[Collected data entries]
================================
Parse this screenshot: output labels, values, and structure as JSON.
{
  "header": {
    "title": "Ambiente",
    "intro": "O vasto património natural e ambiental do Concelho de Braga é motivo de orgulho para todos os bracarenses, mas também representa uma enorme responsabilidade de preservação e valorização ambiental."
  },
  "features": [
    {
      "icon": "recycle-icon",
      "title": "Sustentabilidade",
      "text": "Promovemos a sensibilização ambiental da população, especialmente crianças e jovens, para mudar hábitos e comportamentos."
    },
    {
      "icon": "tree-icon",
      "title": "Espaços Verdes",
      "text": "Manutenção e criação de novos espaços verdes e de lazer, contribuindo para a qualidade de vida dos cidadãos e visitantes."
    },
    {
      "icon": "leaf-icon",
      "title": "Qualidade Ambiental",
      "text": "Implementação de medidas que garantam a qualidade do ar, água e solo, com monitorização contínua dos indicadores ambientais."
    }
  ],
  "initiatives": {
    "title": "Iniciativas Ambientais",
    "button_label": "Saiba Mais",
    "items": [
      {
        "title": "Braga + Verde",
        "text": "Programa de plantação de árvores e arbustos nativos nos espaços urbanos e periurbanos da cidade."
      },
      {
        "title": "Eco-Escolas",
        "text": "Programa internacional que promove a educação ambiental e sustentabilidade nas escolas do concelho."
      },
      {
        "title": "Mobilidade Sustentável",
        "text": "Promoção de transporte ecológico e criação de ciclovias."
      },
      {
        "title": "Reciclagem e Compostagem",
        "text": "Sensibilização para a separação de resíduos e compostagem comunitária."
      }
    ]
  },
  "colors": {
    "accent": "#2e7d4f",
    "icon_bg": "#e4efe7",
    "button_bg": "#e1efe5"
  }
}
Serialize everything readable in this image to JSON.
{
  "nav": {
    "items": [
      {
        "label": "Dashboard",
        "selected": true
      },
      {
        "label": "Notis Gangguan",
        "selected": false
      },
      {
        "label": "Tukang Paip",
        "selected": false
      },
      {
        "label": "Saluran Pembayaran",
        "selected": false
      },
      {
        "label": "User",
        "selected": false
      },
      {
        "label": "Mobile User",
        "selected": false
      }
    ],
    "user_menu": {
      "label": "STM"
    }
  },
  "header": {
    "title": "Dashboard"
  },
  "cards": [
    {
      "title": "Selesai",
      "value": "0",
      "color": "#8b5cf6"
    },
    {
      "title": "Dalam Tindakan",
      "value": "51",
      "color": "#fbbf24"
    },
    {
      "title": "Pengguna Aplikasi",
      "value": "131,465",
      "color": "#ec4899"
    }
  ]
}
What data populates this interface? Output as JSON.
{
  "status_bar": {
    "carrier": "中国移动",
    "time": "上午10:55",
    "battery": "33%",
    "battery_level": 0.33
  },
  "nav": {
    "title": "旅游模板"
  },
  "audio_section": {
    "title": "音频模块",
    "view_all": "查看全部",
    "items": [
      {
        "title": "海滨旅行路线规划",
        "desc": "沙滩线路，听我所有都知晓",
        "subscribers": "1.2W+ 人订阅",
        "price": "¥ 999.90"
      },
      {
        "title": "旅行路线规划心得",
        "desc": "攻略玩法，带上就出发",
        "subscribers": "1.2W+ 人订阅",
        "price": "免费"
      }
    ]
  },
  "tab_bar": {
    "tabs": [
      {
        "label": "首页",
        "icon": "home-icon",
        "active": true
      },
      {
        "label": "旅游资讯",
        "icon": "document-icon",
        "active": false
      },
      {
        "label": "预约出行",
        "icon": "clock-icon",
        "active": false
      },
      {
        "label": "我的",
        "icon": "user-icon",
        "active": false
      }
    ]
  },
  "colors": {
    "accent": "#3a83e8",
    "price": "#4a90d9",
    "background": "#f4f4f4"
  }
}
================================
Exactly reproduce the material above.

# RESULT OF THIS TASK
Parse this screenshot: output labels, values, and structure as JSON.
{
  "header": {
    "title": "Ambiente",
    "intro": "O vasto património natural e ambiental do Concelho de Braga é motivo de orgulho para todos os bracarenses, mas também representa uma enorme responsabilidade de preservação e valorização ambiental."
  },
  "features": [
    {
      "icon": "recycle-icon",
      "title": "Sustentabilidade",
      "text": "Promovemos a sensibilização ambiental da população, especialmente crianças e jovens, para mudar hábitos e comportamentos."
    },
    {
      "icon": "tree-icon",
      "title": "Espaços Verdes",
      "text": "Manutenção e criação de novos espaços verdes e de lazer, contribuindo para a qualidade de vida dos cidadãos e visitantes."
    },
    {
      "icon": "leaf-icon",
      "title": "Qualidade Ambiental",
      "text": "Implementação de medidas que garantam a qualidade do ar, água e solo, com monitorização contínua dos indicadores ambientais."
    }
  ],
  "initiatives": {
    "title": "Iniciativas Ambientais",
    "button_label": "Saiba Mais",
    "items": [
      {
        "title": "Braga + Verde",
        "text": "Programa de plantação de árvores e arbustos nativos nos espaços urbanos e periurbanos da cidade."
      },
      {
        "title": "Eco-Escolas",
        "text": "Programa internacional que promove a educação ambiental e sustentabilidade nas escolas do concelho."
      },
      {
        "title": "Mobilidade Sustentável",
        "text": "Promoção de transporte ecológico e criação de ciclovias."
      },
      {
        "title": "Reciclagem e Compostagem",
        "text": "Sensibilização para a separação de resíduos e compostagem comunitária."
      }
    ]
  },
  "colors": {
    "accent": "#2e7d4f",
    "icon_bg": "#e4efe7",
    "button_bg": "#e1efe5"
  }
}
Serialize everything readable in this image to JSON.
{
  "nav": {
    "items": [
      {
        "label": "Dashboard",
        "selected": true
      },
      {
        "label": "Notis Gangguan",
        "selected": false
      },
      {
        "label": "Tukang Paip",
        "selected": false
      },
      {
        "label": "Saluran Pembayaran",
        "selected": false
      },
      {
        "label": "User",
        "selected": false
      },
      {
        "label": "Mobile User",
        "selected": false
      }
    ],
    "user_menu": {
      "label": "STM"
    }
  },
  "header": {
    "title": "Dashboard"
  },
  "cards": [
    {
      "title": "Selesai",
      "value": "0",
      "color": "#8b5cf6"
    },
    {
      "title": "Dalam Tindakan",
      "value": "51",
      "color": "#fbbf24"
    },
    {
      "title": "Pengguna Aplikasi",
      "value": "131,465",
      "color": "#ec4899"
    }
  ]
}
What data populates this interface? Output as JSON.
{
  "status_bar": {
    "carrier": "中国移动",
    "time": "上午10:55",
    "battery": "33%",
    "battery_level": 0.33
  },
  "nav": {
    "title": "旅游模板"
  },
  "audio_section": {
    "title": "音频模块",
    "view_all": "查看全部",
    "items": [
      {
        "title": "海滨旅行路线规划",
        "desc": "沙滩线路，听我所有都知晓",
        "subscribers": "1.2W+ 人订阅",
        "price": "¥ 999.90"
      },
      {
        "title": "旅行路线规划心得",
        "desc": "攻略玩法，带上就出发",
        "subscribers": "1.2W+ 人订阅",
        "price": "免费"
      }
    ]
  },
  "tab_bar": {
    "tabs": [
      {
        "label": "首页",
        "icon": "home-icon",
        "active": true
      },
      {
        "label": "旅游资讯",
        "icon": "document-icon",
        "active": false
      },
      {
        "label": "预约出行",
        "icon": "clock-icon",
        "active": false
      },
      {
        "label": "我的",
        "icon": "user-icon",
        "active": false
      }
    ]
  },
  "colors": {
    "accent": "#3a83e8",
    "price": "#4a90d9",
    "background": "#f4f4f4"
  }
}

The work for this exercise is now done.